*What is needed:*
Copy every entry precisely.

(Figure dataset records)
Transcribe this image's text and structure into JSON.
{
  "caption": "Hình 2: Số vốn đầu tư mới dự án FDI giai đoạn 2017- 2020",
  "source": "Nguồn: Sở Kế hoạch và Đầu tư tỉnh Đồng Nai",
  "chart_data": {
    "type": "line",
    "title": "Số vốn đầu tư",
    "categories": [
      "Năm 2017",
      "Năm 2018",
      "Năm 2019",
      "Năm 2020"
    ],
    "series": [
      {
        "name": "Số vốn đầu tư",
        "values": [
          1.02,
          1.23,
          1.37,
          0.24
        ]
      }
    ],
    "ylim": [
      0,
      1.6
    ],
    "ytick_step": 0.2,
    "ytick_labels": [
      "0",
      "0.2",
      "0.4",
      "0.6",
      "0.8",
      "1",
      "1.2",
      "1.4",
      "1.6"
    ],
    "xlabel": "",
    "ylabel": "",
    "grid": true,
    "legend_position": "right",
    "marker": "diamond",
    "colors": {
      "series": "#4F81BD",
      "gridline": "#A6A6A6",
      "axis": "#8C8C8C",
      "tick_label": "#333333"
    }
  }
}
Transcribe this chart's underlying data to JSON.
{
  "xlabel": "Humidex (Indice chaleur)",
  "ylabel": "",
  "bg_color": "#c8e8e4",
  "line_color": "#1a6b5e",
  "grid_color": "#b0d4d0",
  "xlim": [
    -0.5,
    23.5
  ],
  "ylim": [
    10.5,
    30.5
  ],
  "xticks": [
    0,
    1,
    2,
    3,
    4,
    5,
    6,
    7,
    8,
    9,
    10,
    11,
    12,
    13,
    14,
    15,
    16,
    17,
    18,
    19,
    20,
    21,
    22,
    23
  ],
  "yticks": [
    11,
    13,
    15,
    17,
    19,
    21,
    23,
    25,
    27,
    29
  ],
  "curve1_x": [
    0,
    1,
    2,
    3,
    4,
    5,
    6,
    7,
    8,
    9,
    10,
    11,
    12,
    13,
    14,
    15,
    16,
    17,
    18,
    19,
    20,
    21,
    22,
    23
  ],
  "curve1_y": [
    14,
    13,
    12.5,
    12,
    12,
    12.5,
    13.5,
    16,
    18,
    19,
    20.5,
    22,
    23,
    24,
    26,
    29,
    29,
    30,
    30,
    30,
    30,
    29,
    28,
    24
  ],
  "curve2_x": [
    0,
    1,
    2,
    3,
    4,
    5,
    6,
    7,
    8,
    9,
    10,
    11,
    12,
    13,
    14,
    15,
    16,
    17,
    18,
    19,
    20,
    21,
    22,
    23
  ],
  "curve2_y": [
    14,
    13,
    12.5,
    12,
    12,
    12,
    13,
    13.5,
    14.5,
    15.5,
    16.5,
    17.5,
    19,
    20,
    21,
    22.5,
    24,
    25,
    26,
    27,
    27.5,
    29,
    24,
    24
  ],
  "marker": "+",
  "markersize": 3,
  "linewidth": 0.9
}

*Solution for this task:*
Transcribe this image's text and structure into JSON.
{
  "caption": "Hình 2: Số vốn đầu tư mới dự án FDI giai đoạn 2017- 2020",
  "source": "Nguồn: Sở Kế hoạch và Đầu tư tỉnh Đồng Nai",
  "chart_data": {
    "type": "line",
    "title": "Số vốn đầu tư",
    "categories": [
      "Năm 2017",
      "Năm 2018",
      "Năm 2019",
      "Năm 2020"
    ],
    "series": [
      {
        "name": "Số vốn đầu tư",
        "values": [
          1.02,
          1.23,
          1.37,
          0.24
        ]
      }
    ],
    "ylim": [
      0,
      1.6
    ],
    "ytick_step": 0.2,
    "ytick_labels": [
      "0",
      "0.2",
      "0.4",
      "0.6",
      "0.8",
      "1",
      "1.2",
      "1.4",
      "1.6"
    ],
    "xlabel": "",
    "ylabel": "",
    "grid": true,
    "legend_position": "right",
    "marker": "diamond",
    "colors": {
      "series": "#4F81BD",
      "gridline": "#A6A6A6",
      "axis": "#8C8C8C",
      "tick_label": "#333333"
    }
  }
}
Transcribe this chart's underlying data to JSON.
{
  "xlabel": "Humidex (Indice chaleur)",
  "ylabel": "",
  "bg_color": "#c8e8e4",
  "line_color": "#1a6b5e",
  "grid_color": "#b0d4d0",
  "xlim": [
    -0.5,
    23.5
  ],
  "ylim": [
    10.5,
    30.5
  ],
  "xticks": [
    0,
    1,
    2,
    3,
    4,
    5,
    6,
    7,
    8,
    9,
    10,
    11,
    12,
    13,
    14,
    15,
    16,
    17,
    18,
    19,
    20,
    21,
    22,
    23
  ],
  "yticks": [
    11,
    13,
    15,
    17,
    19,
    21,
    23,
    25,
    27,
    29
  ],
  "curve1_x": [
    0,
    1,
    2,
    3,
    4,
    5,
    6,
    7,
    8,
    9,
    10,
    11,
    12,
    13,
    14,
    15,
    16,
    17,
    18,
    19,
    20,
    21,
    22,
    23
  ],
  "curve1_y": [
    14,
    13,
    12.5,
    12,
    12,
    12.5,
    13.5,
    16,
    18,
    19,
    20.5,
    22,
    23,
    24,
    26,
    29,
    29,
    30,
    30,
    30,
    30,
    29,
    28,
    24
  ],
  "curve2_x": [
    0,
    1,
    2,
    3,
    4,
    5,
    6,
    7,
    8,
    9,
    10,
    11,
    12,
    13,
    14,
    15,
    16,
    17,
    18,
    19,
    20,
    21,
    22,
    23
  ],
  "curve2_y": [
    14,
    13,
    12.5,
    12,
    12,
    12,
    13,
    13.5,
    14.5,
    15.5,
    16.5,
    17.5,
    19,
    20,
    21,
    22.5,
    24,
    25,
    26,
    27,
    27.5,
    29,
    24,
    24
  ],
  "marker": "+",
  "markersize": 3,
  "linewidth": 0.9
}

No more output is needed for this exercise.